::: TEXT EXCERPT :::
Otto Happel, who owns 20% of Frankfurt-based MG Technologies, the big German engineering and chemicals conglomerate, is known as a shy billionaire who prefers long voyages on his yacht to boardroom brawls. His low-key style is poles apart from the kick-butt M.O. of MG CEO Kajo Neukirchen, a man who once said: "You can be a businessman or an angel, but not both." Helmut Werner, chairman of MG's supervisory board and the former CEO of DaimlerChrysler's Mercedes-Benz division, is also a formidable figure.
So imagine the surprise inside Germany Inc. when Neukirchen and Werner suddenly announced their resignations on Apr. 10. Their nemesis: the reclusive Happel, 54, who had quietly built up his stake in MG to a level that gave him effective veto power. Happel is poised to take a seat on MG's supervisory board, while industrialist Jürgen Heraeus, a Happel ally, will become chairman. Happel is expected to push for the breakup of the $9 billion company. If he succeeds, he could inspire shareholders to force radical change at other under-performing companies, of which Germany has far too many.
::: GIVEN INFORMATION :::
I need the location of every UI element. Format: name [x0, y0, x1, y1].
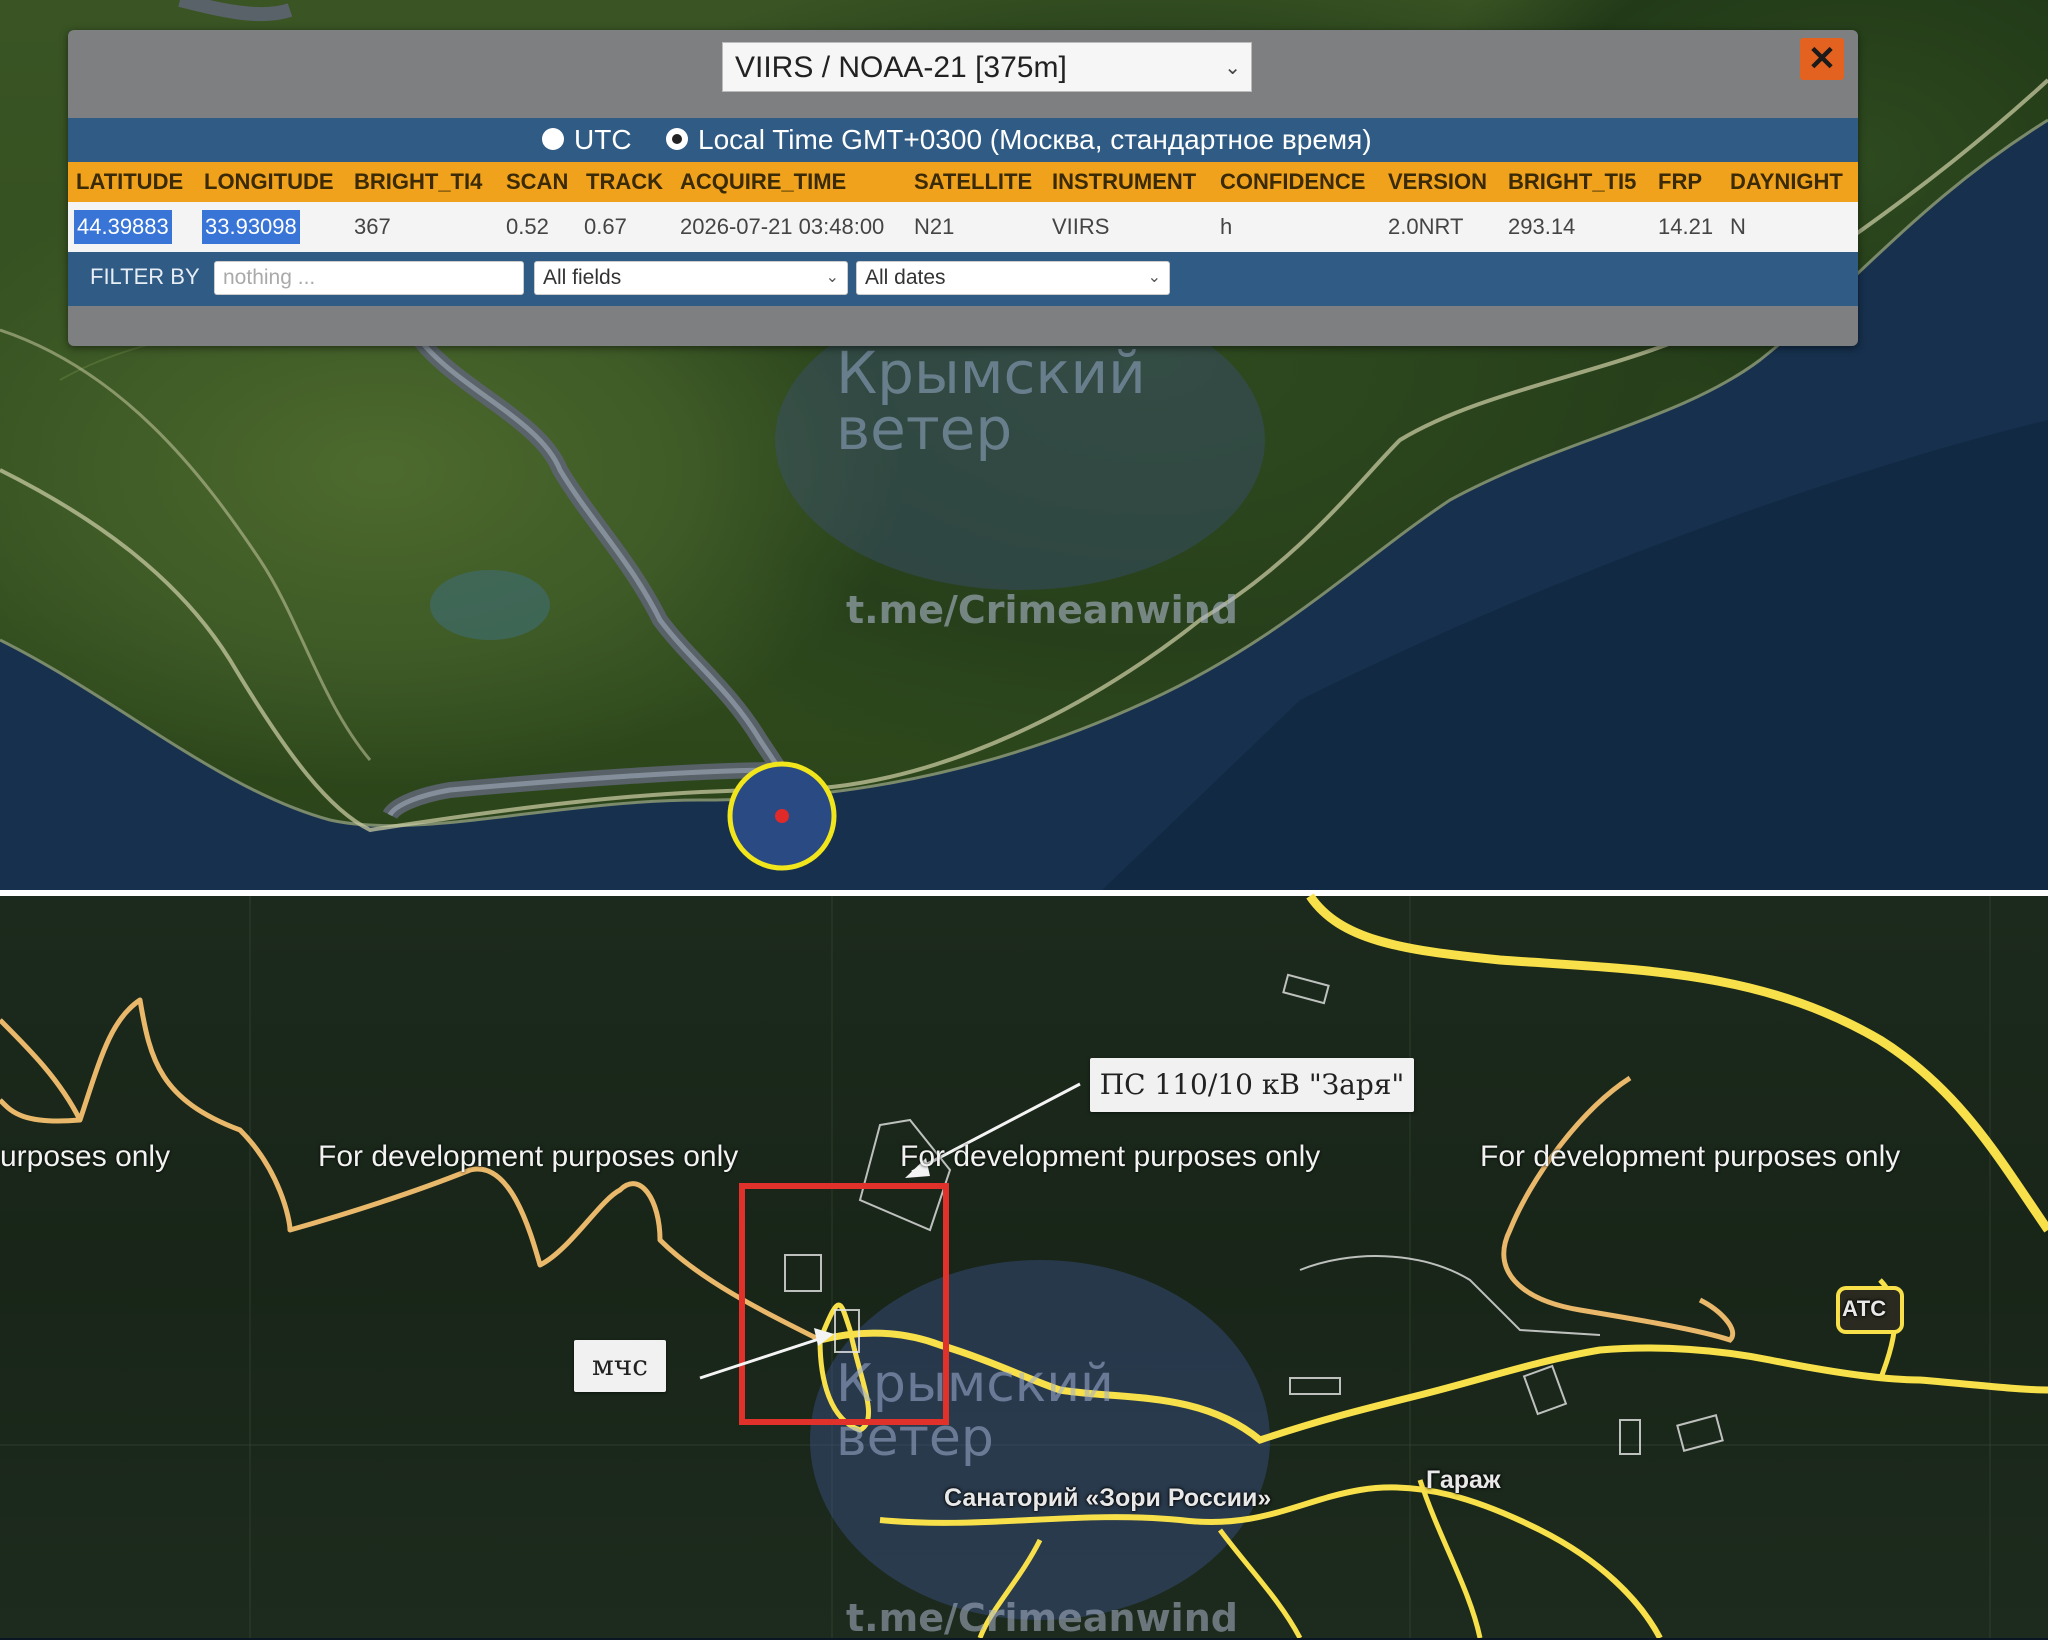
:::
WHAT YOU WILL DO —
(A) Do the following statements agree with the article on MG Technologies? Answer yes or no for each, quoting the words of the article that decide it. (i) Otto Happel holds a 20% stake in MG Technologies. (ii) Kajo Neukirchen and Helmut Werner announced their resignations on Apr. 10. (iii) Happel will become chairman of MG's supervisory board.
(B) Transcribe the part of the article on MG Technologies that opens with the words containing "So imagine the" and closes with "far too many.".

OUTPUTS FOR THE TASKS —
(A)
(i) Yes: "Otto Happel, who owns 20% of Frankfurt-based MG Technologies"
(ii) Yes: "Neukirchen and Werner suddenly announced their resignations on Apr. 10"
(iii) No: "industrialist Jürgen Heraeus, a Happel ally, will become chairman"

(B)
So imagine the surprise inside Germany Inc. when Neukirchen and Werner suddenly announced their resignations on Apr. 10. Their nemesis: the reclusive Happel, 54, who had quietly built up his stake in MG to a level that gave him effective veto power. Happel is poised to take a seat on MG's supervisory board, while industrialist Jürgen Heraeus, a Happel ally, will become chairman. Happel is expected to push for the breakup of the $9 billion company. If he succeeds, he could inspire shareholders to force radical change at other under-performing companies, of which Germany has far too many.